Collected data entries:
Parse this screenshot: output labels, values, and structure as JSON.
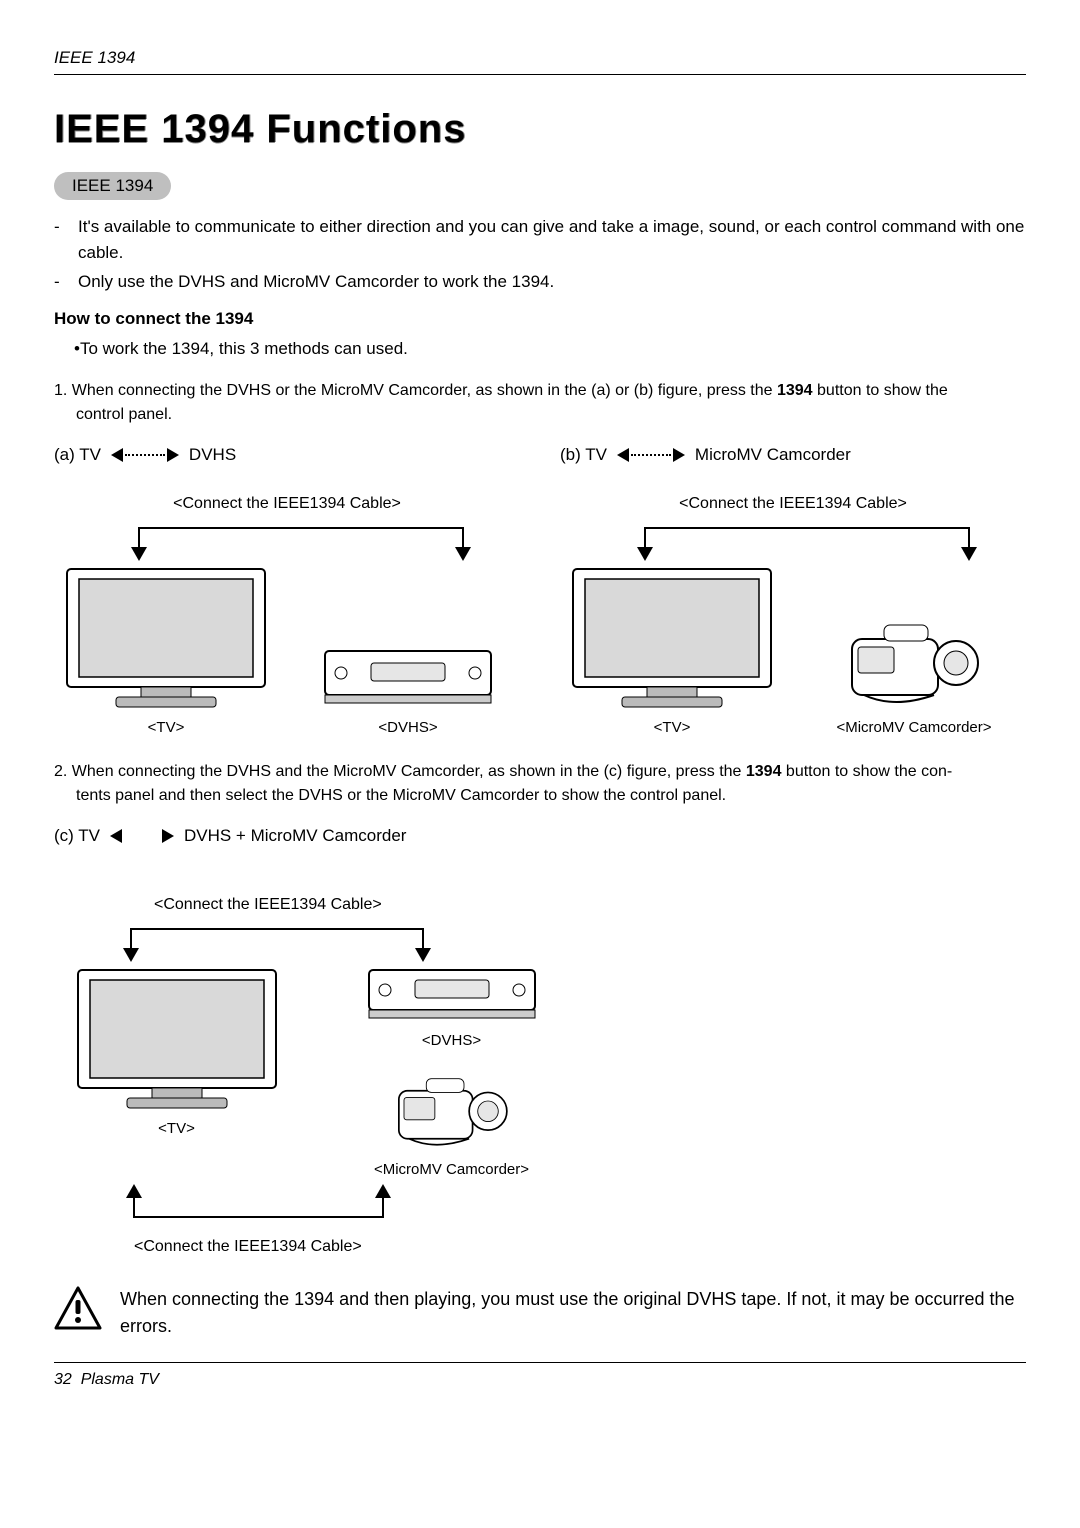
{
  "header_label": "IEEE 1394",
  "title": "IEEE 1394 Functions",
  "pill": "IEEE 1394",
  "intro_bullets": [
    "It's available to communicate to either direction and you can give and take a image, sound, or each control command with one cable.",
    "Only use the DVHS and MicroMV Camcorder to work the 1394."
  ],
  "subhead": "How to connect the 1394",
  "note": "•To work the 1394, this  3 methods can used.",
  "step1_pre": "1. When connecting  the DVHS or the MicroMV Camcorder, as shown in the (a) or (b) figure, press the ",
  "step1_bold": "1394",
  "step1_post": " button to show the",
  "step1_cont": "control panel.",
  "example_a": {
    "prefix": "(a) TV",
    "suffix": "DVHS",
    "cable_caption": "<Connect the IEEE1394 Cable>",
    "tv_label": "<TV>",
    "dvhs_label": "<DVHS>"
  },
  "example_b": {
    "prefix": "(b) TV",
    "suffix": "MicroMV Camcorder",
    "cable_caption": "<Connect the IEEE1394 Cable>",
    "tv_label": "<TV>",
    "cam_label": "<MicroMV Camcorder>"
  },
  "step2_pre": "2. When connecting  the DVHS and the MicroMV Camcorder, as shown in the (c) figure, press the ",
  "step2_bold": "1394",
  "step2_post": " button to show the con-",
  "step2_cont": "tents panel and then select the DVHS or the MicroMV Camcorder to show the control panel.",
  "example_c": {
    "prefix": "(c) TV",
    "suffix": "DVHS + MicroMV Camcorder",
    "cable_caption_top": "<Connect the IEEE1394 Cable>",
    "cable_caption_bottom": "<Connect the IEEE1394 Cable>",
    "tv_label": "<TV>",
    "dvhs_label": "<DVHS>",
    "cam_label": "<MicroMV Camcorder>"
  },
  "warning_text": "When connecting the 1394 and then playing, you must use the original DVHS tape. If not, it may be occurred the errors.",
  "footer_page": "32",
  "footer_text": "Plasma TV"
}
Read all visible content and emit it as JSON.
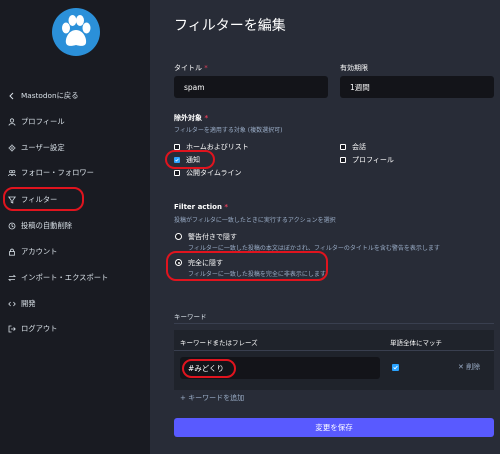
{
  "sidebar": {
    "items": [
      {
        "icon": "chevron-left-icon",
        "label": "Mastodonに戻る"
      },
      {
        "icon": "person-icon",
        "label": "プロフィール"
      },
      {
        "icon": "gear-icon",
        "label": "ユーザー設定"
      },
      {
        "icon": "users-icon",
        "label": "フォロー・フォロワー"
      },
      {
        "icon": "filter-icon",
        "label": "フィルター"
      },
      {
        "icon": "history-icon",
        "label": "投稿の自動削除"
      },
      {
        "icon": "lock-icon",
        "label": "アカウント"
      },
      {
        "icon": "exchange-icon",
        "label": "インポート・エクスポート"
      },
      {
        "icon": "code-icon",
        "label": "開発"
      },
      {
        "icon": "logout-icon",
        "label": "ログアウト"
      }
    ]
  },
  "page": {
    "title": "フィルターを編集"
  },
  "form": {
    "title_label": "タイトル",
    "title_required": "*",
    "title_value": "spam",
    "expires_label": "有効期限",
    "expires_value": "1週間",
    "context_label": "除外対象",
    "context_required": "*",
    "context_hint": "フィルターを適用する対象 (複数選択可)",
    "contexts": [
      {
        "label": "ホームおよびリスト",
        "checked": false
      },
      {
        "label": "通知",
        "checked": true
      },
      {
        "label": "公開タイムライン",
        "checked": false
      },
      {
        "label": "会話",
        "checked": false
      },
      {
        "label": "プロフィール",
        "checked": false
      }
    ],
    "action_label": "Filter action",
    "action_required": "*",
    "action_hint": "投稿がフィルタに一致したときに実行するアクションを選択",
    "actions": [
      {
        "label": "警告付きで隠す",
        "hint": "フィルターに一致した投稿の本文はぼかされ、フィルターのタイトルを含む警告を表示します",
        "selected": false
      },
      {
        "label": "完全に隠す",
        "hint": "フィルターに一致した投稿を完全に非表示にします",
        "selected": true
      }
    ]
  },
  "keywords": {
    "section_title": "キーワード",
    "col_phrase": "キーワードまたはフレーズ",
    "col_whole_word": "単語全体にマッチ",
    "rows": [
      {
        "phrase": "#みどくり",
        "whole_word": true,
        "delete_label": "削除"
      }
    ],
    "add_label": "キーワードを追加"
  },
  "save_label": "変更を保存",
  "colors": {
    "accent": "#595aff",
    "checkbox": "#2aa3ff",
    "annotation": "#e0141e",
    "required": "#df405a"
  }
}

Stated goal:
Restate the listing above word for word, and skip the pictures.

Complete output:
Parse this screenshot: output labels, values, and structure as JSON.
{
  "header_label": "IEEE 1394",
  "title": "IEEE 1394 Functions",
  "pill": "IEEE 1394",
  "intro_bullets": [
    "It's available to communicate to either direction and you can give and take a image, sound, or each control command with one cable.",
    "Only use the DVHS and MicroMV Camcorder to work the 1394."
  ],
  "subhead": "How to connect the 1394",
  "note": "•To work the 1394, this  3 methods can used.",
  "step1_pre": "1. When connecting  the DVHS or the MicroMV Camcorder, as shown in the (a) or (b) figure, press the ",
  "step1_bold": "1394",
  "step1_post": " button to show the",
  "step1_cont": "control panel.",
  "example_a": {
    "prefix": "(a) TV",
    "suffix": "DVHS",
    "cable_caption": "<Connect the IEEE1394 Cable>",
    "tv_label": "<TV>",
    "dvhs_label": "<DVHS>"
  },
  "example_b": {
    "prefix": "(b) TV",
    "suffix": "MicroMV Camcorder",
    "cable_caption": "<Connect the IEEE1394 Cable>",
    "tv_label": "<TV>",
    "cam_label": "<MicroMV Camcorder>"
  },
  "step2_pre": "2. When connecting  the DVHS and the MicroMV Camcorder, as shown in the (c) figure, press the ",
  "step2_bold": "1394",
  "step2_post": " button to show the con-",
  "step2_cont": "tents panel and then select the DVHS or the MicroMV Camcorder to show the control panel.",
  "example_c": {
    "prefix": "(c) TV",
    "suffix": "DVHS + MicroMV Camcorder",
    "cable_caption_top": "<Connect the IEEE1394 Cable>",
    "cable_caption_bottom": "<Connect the IEEE1394 Cable>",
    "tv_label": "<TV>",
    "dvhs_label": "<DVHS>",
    "cam_label": "<MicroMV Camcorder>"
  },
  "warning_text": "When connecting the 1394 and then playing, you must use the original DVHS tape. If not, it may be occurred the errors.",
  "footer_page": "32",
  "footer_text": "Plasma TV"
}
Read all visible content and emit it as JSON.
{
  "sidebar": {
    "items": [
      {
        "icon": "chevron-left-icon",
        "label": "Mastodonに戻る"
      },
      {
        "icon": "person-icon",
        "label": "プロフィール"
      },
      {
        "icon": "gear-icon",
        "label": "ユーザー設定"
      },
      {
        "icon": "users-icon",
        "label": "フォロー・フォロワー"
      },
      {
        "icon": "filter-icon",
        "label": "フィルター"
      },
      {
        "icon": "history-icon",
        "label": "投稿の自動削除"
      },
      {
        "icon": "lock-icon",
        "label": "アカウント"
      },
      {
        "icon": "exchange-icon",
        "label": "インポート・エクスポート"
      },
      {
        "icon": "code-icon",
        "label": "開発"
      },
      {
        "icon": "logout-icon",
        "label": "ログアウト"
      }
    ]
  },
  "page": {
    "title": "フィルターを編集"
  },
  "form": {
    "title_label": "タイトル",
    "title_required": "*",
    "title_value": "spam",
    "expires_label": "有効期限",
    "expires_value": "1週間",
    "context_label": "除外対象",
    "context_required": "*",
    "context_hint": "フィルターを適用する対象 (複数選択可)",
    "contexts": [
      {
        "label": "ホームおよびリスト",
        "checked": false
      },
      {
        "label": "通知",
        "checked": true
      },
      {
        "label": "公開タイムライン",
        "checked": false
      },
      {
        "label": "会話",
        "checked": false
      },
      {
        "label": "プロフィール",
        "checked": false
      }
    ],
    "action_label": "Filter action",
    "action_required": "*",
    "action_hint": "投稿がフィルタに一致したときに実行するアクションを選択",
    "actions": [
      {
        "label": "警告付きで隠す",
        "hint": "フィルターに一致した投稿の本文はぼかされ、フィルターのタイトルを含む警告を表示します",
        "selected": false
      },
      {
        "label": "完全に隠す",
        "hint": "フィルターに一致した投稿を完全に非表示にします",
        "selected": true
      }
    ]
  },
  "keywords": {
    "section_title": "キーワード",
    "col_phrase": "キーワードまたはフレーズ",
    "col_whole_word": "単語全体にマッチ",
    "rows": [
      {
        "phrase": "#みどくり",
        "whole_word": true,
        "delete_label": "削除"
      }
    ],
    "add_label": "キーワードを追加"
  },
  "save_label": "変更を保存",
  "colors": {
    "accent": "#595aff",
    "checkbox": "#2aa3ff",
    "annotation": "#e0141e",
    "required": "#df405a"
  }
}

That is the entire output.